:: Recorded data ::
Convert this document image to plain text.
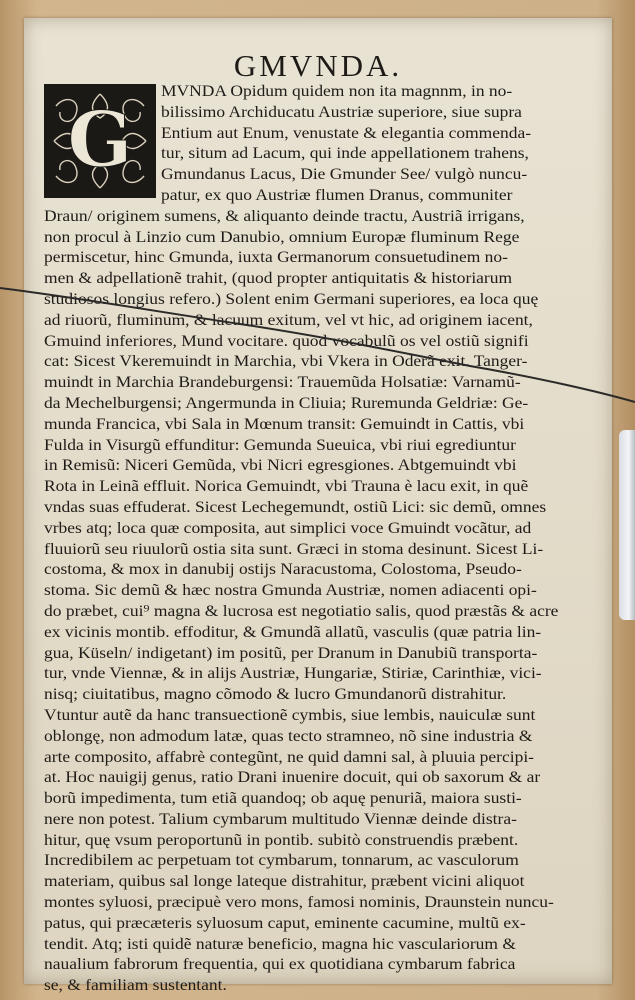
GMVNDA.
G
MVNDA Opidum quidem non ita magnnm, in no-
bilissimo Archiducatu Austriæ superiore, siue supra
Entium aut Enum, venustate & elegantia commenda-
tur, situm ad Lacum, qui inde appellationem trahens,
Gmundanus Lacus, Die Gmunder See/ vulgò nuncu-
patur, ex quo Austriæ flumen Dranus, communiter
Draun/ originem sumens, & aliquanto deinde tractu, Austriã irrigans,
non procul à Linzio cum Danubio, omnium Europæ fluminum Rege
permiscetur, hinc Gmunda, iuxta Germanorum consuetudinem no-
men & adpellationẽ trahit, (quod propter antiquitatis & historiarum
studiosos longius refero.) Solent enim Germani superiores, ea loca quę
ad riuorũ, fluminum, & lacuum exitum, vel vt hic, ad originem iacent,
Gmuind inferiores, Mund vocitare. quod vocabulũ os vel ostiũ signifi
cat: Sicest Vkeremuindt in Marchia, vbi Vkera in Oderã exit. Tanger-
muindt in Marchia Brandeburgensi: Trauemũda Holsatiæ: Varnamũ-
da Mechelburgensi; Angermunda in Cliuia; Ruremunda Geldriæ: Ge-
munda Francica, vbi Sala in Mœnum transit: Gemuindt in Cattis, vbi
Fulda in Visurgũ effunditur: Gemunda Sueuica, vbi riui egrediuntur
in Remisũ: Niceri Gemũda, vbi Nicri egresgiones. Abtgemuindt vbi
Rota in Leinã effluit. Norica Gemuindt, vbi Trauna è lacu exit, in quẽ
vndas suas effuderat. Sicest Lechegemundt, ostiũ Lici: sic demũ, omnes
vrbes atq; loca quæ composita, aut simplici voce Gmuindt vocãtur, ad
fluuiorũ seu riuulorũ ostia sita sunt. Græci in stoma desinunt. Sicest Li-
costoma, & mox in danubij ostijs Naracustoma, Colostoma, Pseudo-
stoma. Sic demũ & hæc nostra Gmunda Austriæ, nomen adiacenti opi-
do præbet, cui⁹ magna & lucrosa est negotiatio salis, quod præstãs & acre
ex vicinis montib. effoditur, & Gmundã allatũ, vasculis (quæ patria lin-
gua, Küseln/ indigetant) im positũ, per Dranum in Danubiũ transporta-
tur, vnde Viennæ, & in alijs Austriæ, Hungariæ, Stiriæ, Carinthiæ, vici-
nisq; ciuitatibus, magno cõmodo & lucro Gmundanorũ distrahitur.
Vtuntur autẽ da hanc transuectionẽ cymbis, siue lembis, nauiculæ sunt
oblongę, non admodum latæ, quas tecto stramneo, nõ sine industria &
arte composito, affabrè contegũnt, ne quid damni sal, à pluuia percipi-
at. Hoc nauigij genus, ratio Drani inuenire docuit, qui ob saxorum & ar
borũ impedimenta, tum etiã quandoq; ob aquę penuriã, maiora susti-
nere non potest. Talium cymbarum multitudo Viennæ deinde distra-
hitur, quę vsum peroportunũ in pontib. subitò construendis præbent.
Incredibilem ac perpetuam tot cymbarum, tonnarum, ac vasculorum
materiam, quibus sal longe lateque distrahitur, præbent vicini aliquot
montes syluosi, præcipuè vero mons, famosi nominis, Draunstein nuncu-
patus, qui præcæteris syluosum caput, eminente cacumine, multũ ex-
tendit. Atq; isti quidẽ naturæ beneficio, magna hic vasculariorum &
naualium fabrorum frequentia, qui ex quotidiana cymbarum fabrica
se, & familiam sustentant.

:: What you are asked to do ::
Determine how many of the lines above hold the word "ostiũ", and output that number by itself.

:: Complete response ::
2